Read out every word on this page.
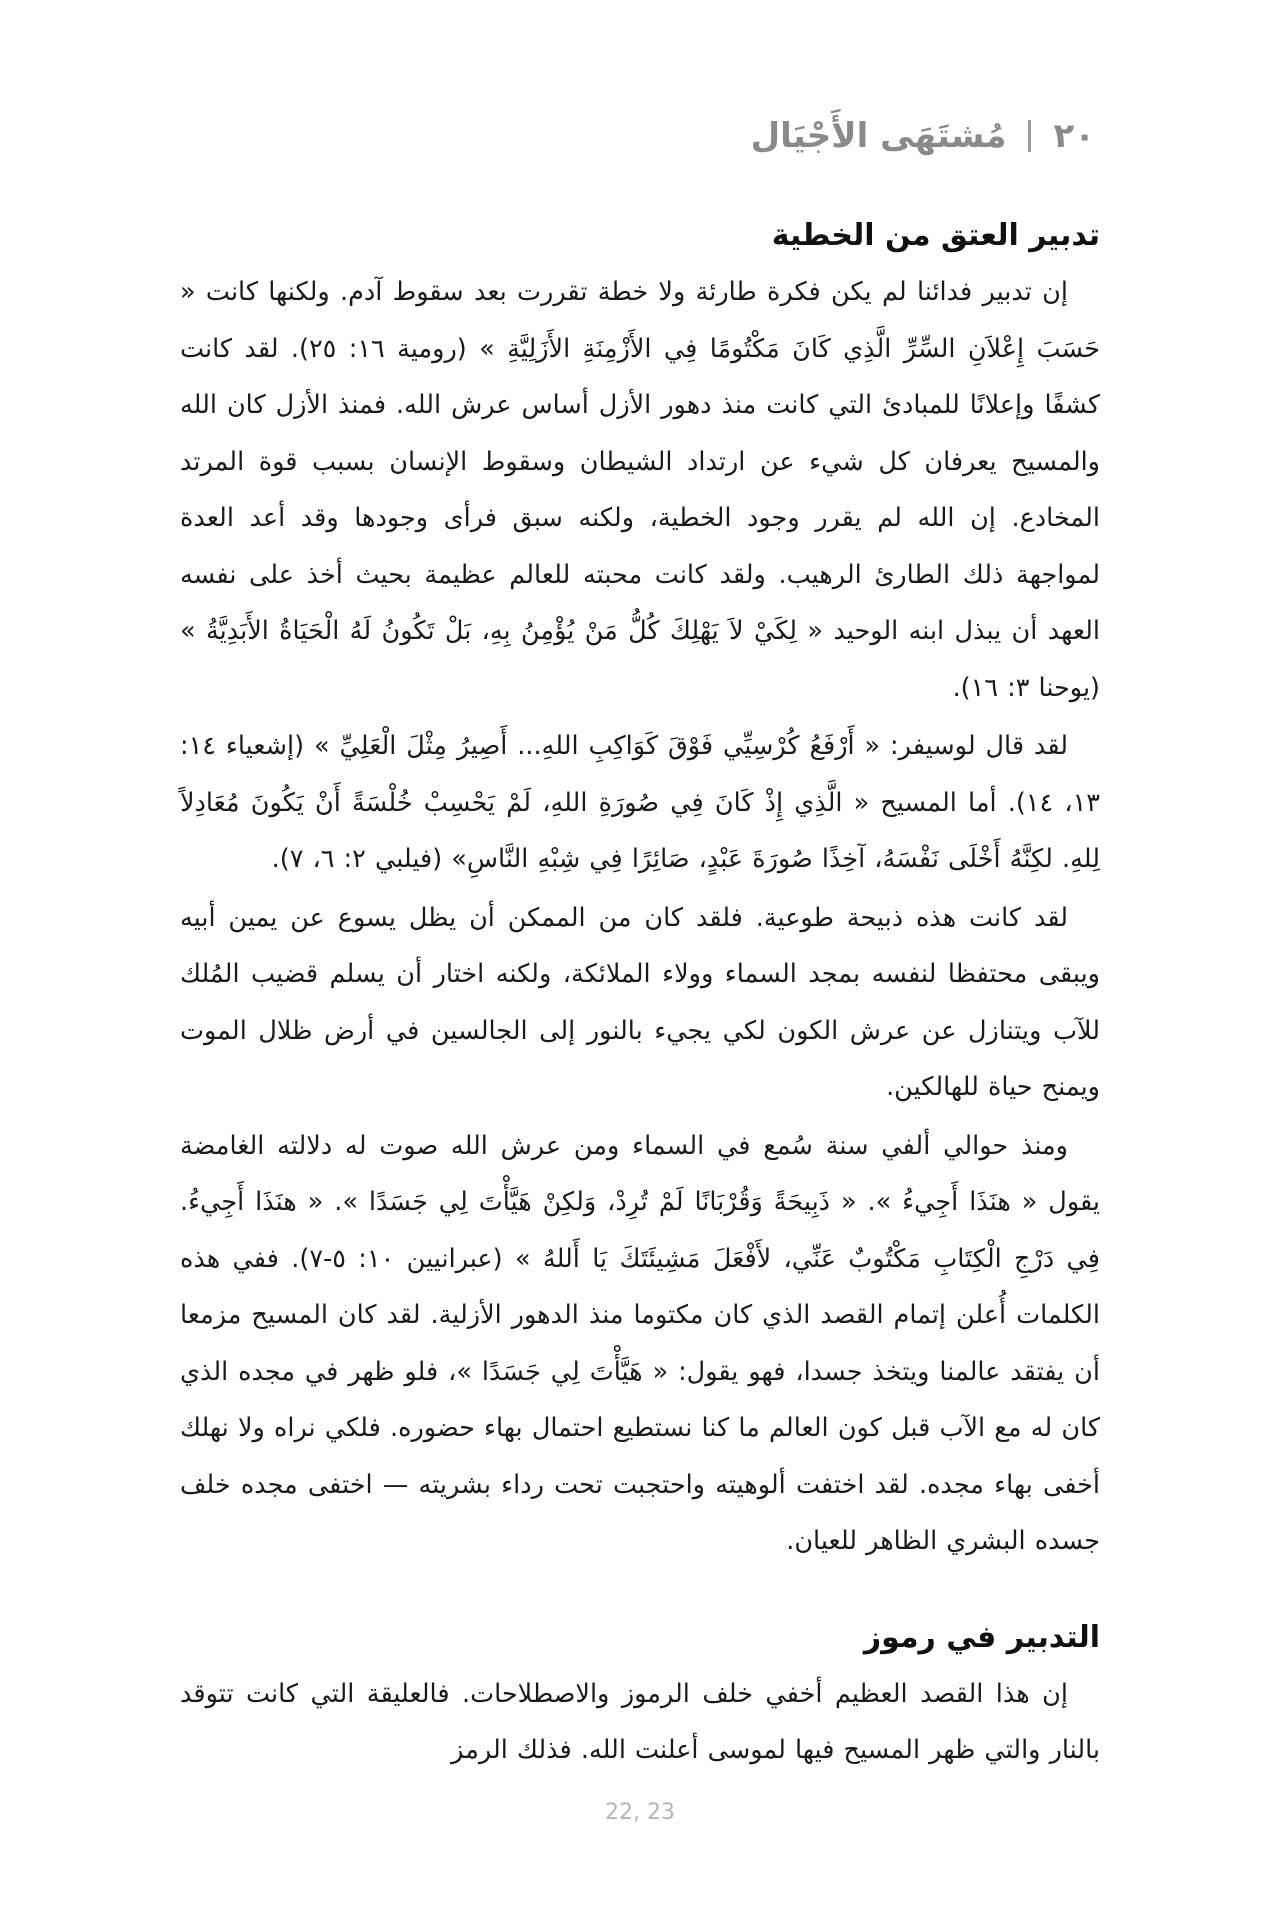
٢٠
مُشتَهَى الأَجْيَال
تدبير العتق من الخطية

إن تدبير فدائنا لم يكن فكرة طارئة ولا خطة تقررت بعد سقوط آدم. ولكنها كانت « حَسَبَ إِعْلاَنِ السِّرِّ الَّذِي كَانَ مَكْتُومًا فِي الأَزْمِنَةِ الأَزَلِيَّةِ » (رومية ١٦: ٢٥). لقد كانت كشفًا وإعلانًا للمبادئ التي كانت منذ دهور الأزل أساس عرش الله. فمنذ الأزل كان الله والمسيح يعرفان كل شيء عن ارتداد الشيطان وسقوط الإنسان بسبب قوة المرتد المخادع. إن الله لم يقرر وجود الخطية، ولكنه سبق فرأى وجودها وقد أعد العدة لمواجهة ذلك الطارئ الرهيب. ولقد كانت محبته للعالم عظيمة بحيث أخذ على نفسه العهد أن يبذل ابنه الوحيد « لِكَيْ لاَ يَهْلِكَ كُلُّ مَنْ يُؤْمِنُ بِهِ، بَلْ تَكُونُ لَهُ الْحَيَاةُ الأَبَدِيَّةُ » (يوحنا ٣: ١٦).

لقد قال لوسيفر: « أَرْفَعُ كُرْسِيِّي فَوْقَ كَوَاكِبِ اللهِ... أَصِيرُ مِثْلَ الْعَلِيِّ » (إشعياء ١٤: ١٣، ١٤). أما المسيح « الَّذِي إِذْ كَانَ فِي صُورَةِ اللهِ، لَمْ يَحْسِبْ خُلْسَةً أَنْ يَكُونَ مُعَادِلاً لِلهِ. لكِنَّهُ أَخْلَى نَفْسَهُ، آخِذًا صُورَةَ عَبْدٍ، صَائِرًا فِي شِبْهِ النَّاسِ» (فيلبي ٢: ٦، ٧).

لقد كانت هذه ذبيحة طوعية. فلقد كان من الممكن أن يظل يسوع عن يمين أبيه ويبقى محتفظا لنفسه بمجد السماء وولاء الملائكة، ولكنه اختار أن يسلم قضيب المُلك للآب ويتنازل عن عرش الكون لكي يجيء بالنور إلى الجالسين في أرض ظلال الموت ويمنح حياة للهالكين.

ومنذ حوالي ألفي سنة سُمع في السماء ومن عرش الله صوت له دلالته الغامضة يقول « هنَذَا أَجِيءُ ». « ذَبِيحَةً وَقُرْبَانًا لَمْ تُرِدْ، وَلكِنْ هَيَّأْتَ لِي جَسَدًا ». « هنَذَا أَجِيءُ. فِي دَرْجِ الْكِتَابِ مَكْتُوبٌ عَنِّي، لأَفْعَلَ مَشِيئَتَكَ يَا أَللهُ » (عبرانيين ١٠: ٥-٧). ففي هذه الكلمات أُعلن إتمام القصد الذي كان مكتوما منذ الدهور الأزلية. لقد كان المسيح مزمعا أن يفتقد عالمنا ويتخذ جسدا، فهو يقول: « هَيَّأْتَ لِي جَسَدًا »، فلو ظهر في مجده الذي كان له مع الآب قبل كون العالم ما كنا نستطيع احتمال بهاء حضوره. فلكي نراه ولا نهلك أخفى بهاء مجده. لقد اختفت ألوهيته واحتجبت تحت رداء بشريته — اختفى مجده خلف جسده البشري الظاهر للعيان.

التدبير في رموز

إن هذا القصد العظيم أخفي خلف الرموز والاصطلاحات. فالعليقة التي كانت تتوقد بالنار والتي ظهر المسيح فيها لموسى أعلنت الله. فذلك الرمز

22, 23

────────────────────

Repeat the material above verbatim, with no pictures in the output.

Read out every word on this page.
٢٠
مُشتَهَى الأَجْيَال
تدبير العتق من الخطية

إن تدبير فدائنا لم يكن فكرة طارئة ولا خطة تقررت بعد سقوط آدم. ولكنها كانت « حَسَبَ إِعْلاَنِ السِّرِّ الَّذِي كَانَ مَكْتُومًا فِي الأَزْمِنَةِ الأَزَلِيَّةِ » (رومية ١٦: ٢٥). لقد كانت كشفًا وإعلانًا للمبادئ التي كانت منذ دهور الأزل أساس عرش الله. فمنذ الأزل كان الله والمسيح يعرفان كل شيء عن ارتداد الشيطان وسقوط الإنسان بسبب قوة المرتد المخادع. إن الله لم يقرر وجود الخطية، ولكنه سبق فرأى وجودها وقد أعد العدة لمواجهة ذلك الطارئ الرهيب. ولقد كانت محبته للعالم عظيمة بحيث أخذ على نفسه العهد أن يبذل ابنه الوحيد « لِكَيْ لاَ يَهْلِكَ كُلُّ مَنْ يُؤْمِنُ بِهِ، بَلْ تَكُونُ لَهُ الْحَيَاةُ الأَبَدِيَّةُ » (يوحنا ٣: ١٦).

لقد قال لوسيفر: « أَرْفَعُ كُرْسِيِّي فَوْقَ كَوَاكِبِ اللهِ... أَصِيرُ مِثْلَ الْعَلِيِّ » (إشعياء ١٤: ١٣، ١٤). أما المسيح « الَّذِي إِذْ كَانَ فِي صُورَةِ اللهِ، لَمْ يَحْسِبْ خُلْسَةً أَنْ يَكُونَ مُعَادِلاً لِلهِ. لكِنَّهُ أَخْلَى نَفْسَهُ، آخِذًا صُورَةَ عَبْدٍ، صَائِرًا فِي شِبْهِ النَّاسِ» (فيلبي ٢: ٦، ٧).

لقد كانت هذه ذبيحة طوعية. فلقد كان من الممكن أن يظل يسوع عن يمين أبيه ويبقى محتفظا لنفسه بمجد السماء وولاء الملائكة، ولكنه اختار أن يسلم قضيب المُلك للآب ويتنازل عن عرش الكون لكي يجيء بالنور إلى الجالسين في أرض ظلال الموت ويمنح حياة للهالكين.

ومنذ حوالي ألفي سنة سُمع في السماء ومن عرش الله صوت له دلالته الغامضة يقول « هنَذَا أَجِيءُ ». « ذَبِيحَةً وَقُرْبَانًا لَمْ تُرِدْ، وَلكِنْ هَيَّأْتَ لِي جَسَدًا ». « هنَذَا أَجِيءُ. فِي دَرْجِ الْكِتَابِ مَكْتُوبٌ عَنِّي، لأَفْعَلَ مَشِيئَتَكَ يَا أَللهُ » (عبرانيين ١٠: ٥-٧). ففي هذه الكلمات أُعلن إتمام القصد الذي كان مكتوما منذ الدهور الأزلية. لقد كان المسيح مزمعا أن يفتقد عالمنا ويتخذ جسدا، فهو يقول: « هَيَّأْتَ لِي جَسَدًا »، فلو ظهر في مجده الذي كان له مع الآب قبل كون العالم ما كنا نستطيع احتمال بهاء حضوره. فلكي نراه ولا نهلك أخفى بهاء مجده. لقد اختفت ألوهيته واحتجبت تحت رداء بشريته — اختفى مجده خلف جسده البشري الظاهر للعيان.

التدبير في رموز

إن هذا القصد العظيم أخفي خلف الرموز والاصطلاحات. فالعليقة التي كانت تتوقد بالنار والتي ظهر المسيح فيها لموسى أعلنت الله. فذلك الرمز

22, 23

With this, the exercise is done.